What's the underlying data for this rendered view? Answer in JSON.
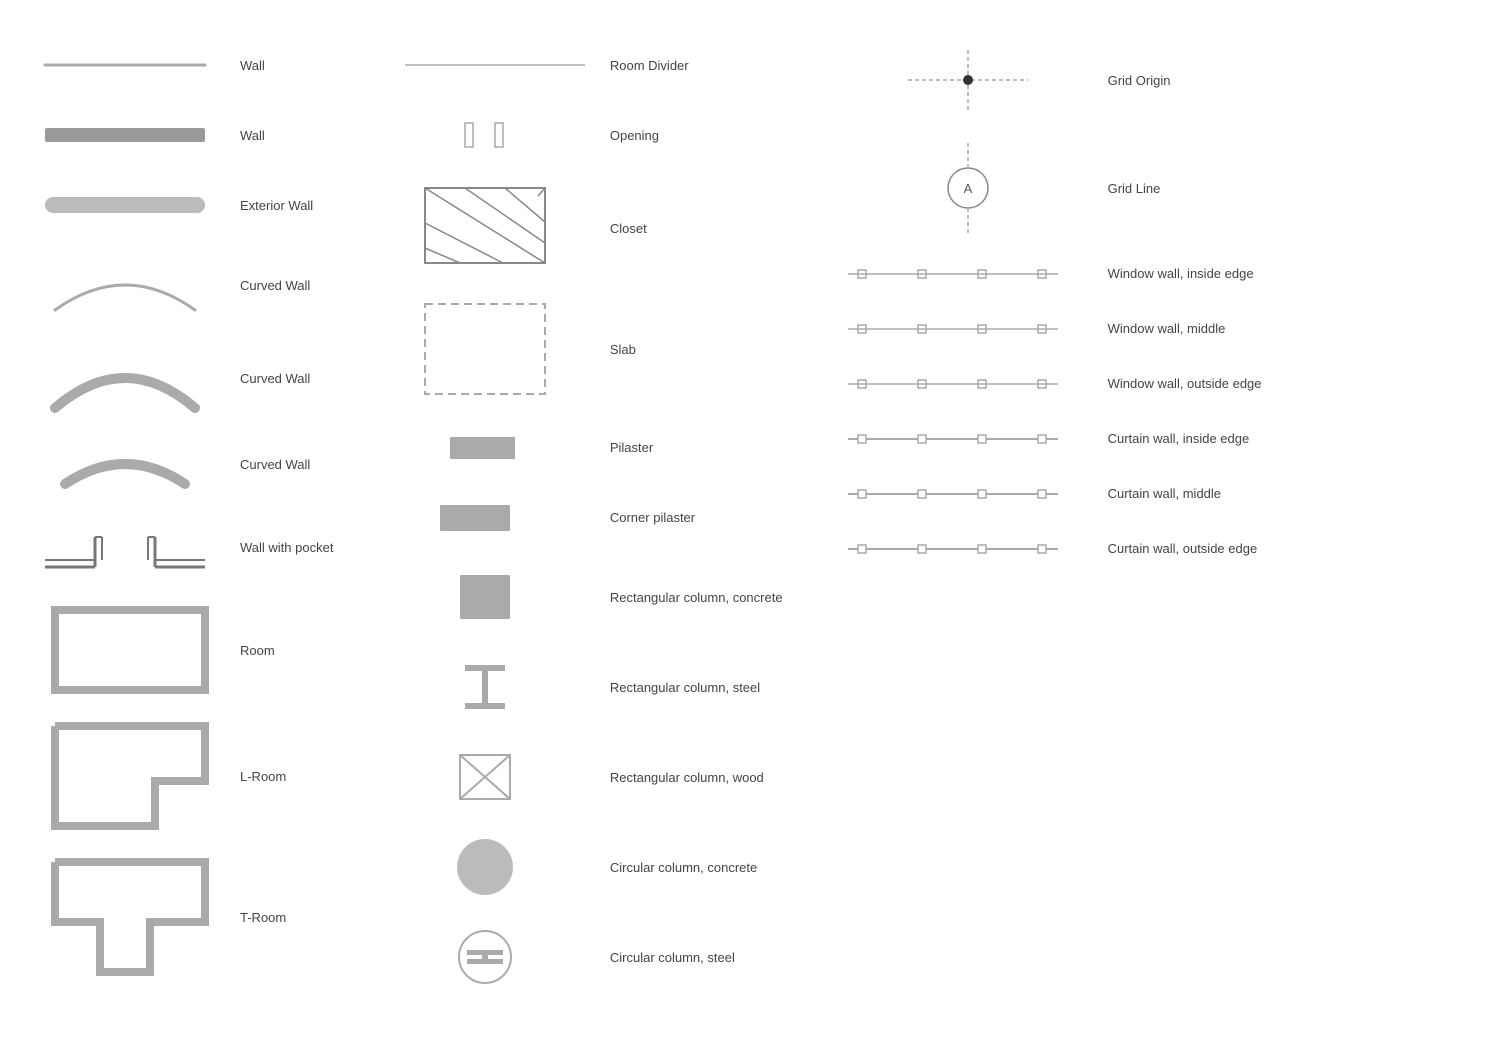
{
  "col1": {
    "items": [
      {
        "id": "wall1",
        "label": "Wall"
      },
      {
        "id": "wall2",
        "label": "Wall"
      },
      {
        "id": "exterior-wall",
        "label": "Exterior Wall"
      },
      {
        "id": "curved-wall1",
        "label": "Curved Wall"
      },
      {
        "id": "curved-wall2",
        "label": "Curved Wall"
      },
      {
        "id": "curved-wall3",
        "label": "Curved Wall"
      },
      {
        "id": "wall-pocket",
        "label": "Wall with pocket"
      },
      {
        "id": "room",
        "label": "Room"
      },
      {
        "id": "l-room",
        "label": "L-Room"
      },
      {
        "id": "t-room",
        "label": "T-Room"
      }
    ]
  },
  "col2": {
    "items": [
      {
        "id": "room-divider",
        "label": "Room Divider"
      },
      {
        "id": "opening",
        "label": "Opening"
      },
      {
        "id": "closet",
        "label": "Closet"
      },
      {
        "id": "slab",
        "label": "Slab"
      },
      {
        "id": "pilaster",
        "label": "Pilaster"
      },
      {
        "id": "corner-pilaster",
        "label": "Corner pilaster"
      },
      {
        "id": "rect-col-concrete",
        "label": "Rectangular column, concrete"
      },
      {
        "id": "rect-col-steel",
        "label": "Rectangular column, steel"
      },
      {
        "id": "rect-col-wood",
        "label": "Rectangular column, wood"
      },
      {
        "id": "circ-col-concrete",
        "label": "Circular column, concrete"
      },
      {
        "id": "circ-col-steel",
        "label": "Circular column, steel"
      }
    ]
  },
  "col3": {
    "items": [
      {
        "id": "grid-origin",
        "label": "Grid Origin"
      },
      {
        "id": "grid-line",
        "label": "Grid Line"
      },
      {
        "id": "ww-inside",
        "label": "Window wall, inside edge"
      },
      {
        "id": "ww-middle",
        "label": "Window wall, middle"
      },
      {
        "id": "ww-outside",
        "label": "Window wall, outside edge"
      },
      {
        "id": "cw-inside",
        "label": "Curtain wall, inside edge"
      },
      {
        "id": "cw-middle",
        "label": "Curtain wall, middle"
      },
      {
        "id": "cw-outside",
        "label": "Curtain wall, outside edge"
      }
    ]
  }
}
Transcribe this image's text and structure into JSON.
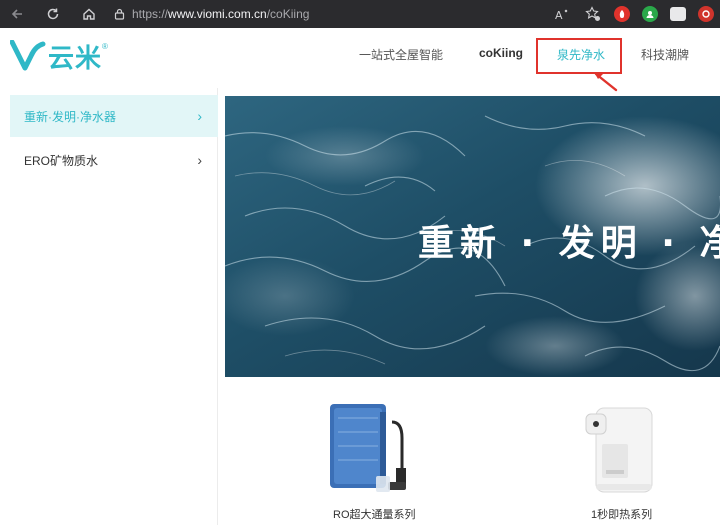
::::
All of the data above should be quoted exactly, except for the pictures.

■ Answer for this exercise ■
What's the underlying data for this rendered view? Answer in JSON.
{
  "col1": {
    "items": [
      {
        "id": "wall1",
        "label": "Wall"
      },
      {
        "id": "wall2",
        "label": "Wall"
      },
      {
        "id": "exterior-wall",
        "label": "Exterior Wall"
      },
      {
        "id": "curved-wall1",
        "label": "Curved Wall"
      },
      {
        "id": "curved-wall2",
        "label": "Curved Wall"
      },
      {
        "id": "curved-wall3",
        "label": "Curved Wall"
      },
      {
        "id": "wall-pocket",
        "label": "Wall with pocket"
      },
      {
        "id": "room",
        "label": "Room"
      },
      {
        "id": "l-room",
        "label": "L-Room"
      },
      {
        "id": "t-room",
        "label": "T-Room"
      }
    ]
  },
  "col2": {
    "items": [
      {
        "id": "room-divider",
        "label": "Room Divider"
      },
      {
        "id": "opening",
        "label": "Opening"
      },
      {
        "id": "closet",
        "label": "Closet"
      },
      {
        "id": "slab",
        "label": "Slab"
      },
      {
        "id": "pilaster",
        "label": "Pilaster"
      },
      {
        "id": "corner-pilaster",
        "label": "Corner pilaster"
      },
      {
        "id": "rect-col-concrete",
        "label": "Rectangular column, concrete"
      },
      {
        "id": "rect-col-steel",
        "label": "Rectangular column, steel"
      },
      {
        "id": "rect-col-wood",
        "label": "Rectangular column, wood"
      },
      {
        "id": "circ-col-concrete",
        "label": "Circular column, concrete"
      },
      {
        "id": "circ-col-steel",
        "label": "Circular column, steel"
      }
    ]
  },
  "col3": {
    "items": [
      {
        "id": "grid-origin",
        "label": "Grid Origin"
      },
      {
        "id": "grid-line",
        "label": "Grid Line"
      },
      {
        "id": "ww-inside",
        "label": "Window wall, inside edge"
      },
      {
        "id": "ww-middle",
        "label": "Window wall, middle"
      },
      {
        "id": "ww-outside",
        "label": "Window wall, outside edge"
      },
      {
        "id": "cw-inside",
        "label": "Curtain wall, inside edge"
      },
      {
        "id": "cw-middle",
        "label": "Curtain wall, middle"
      },
      {
        "id": "cw-outside",
        "label": "Curtain wall, outside edge"
      }
    ]
  }
}
Transcribe this image's text and structure into JSON.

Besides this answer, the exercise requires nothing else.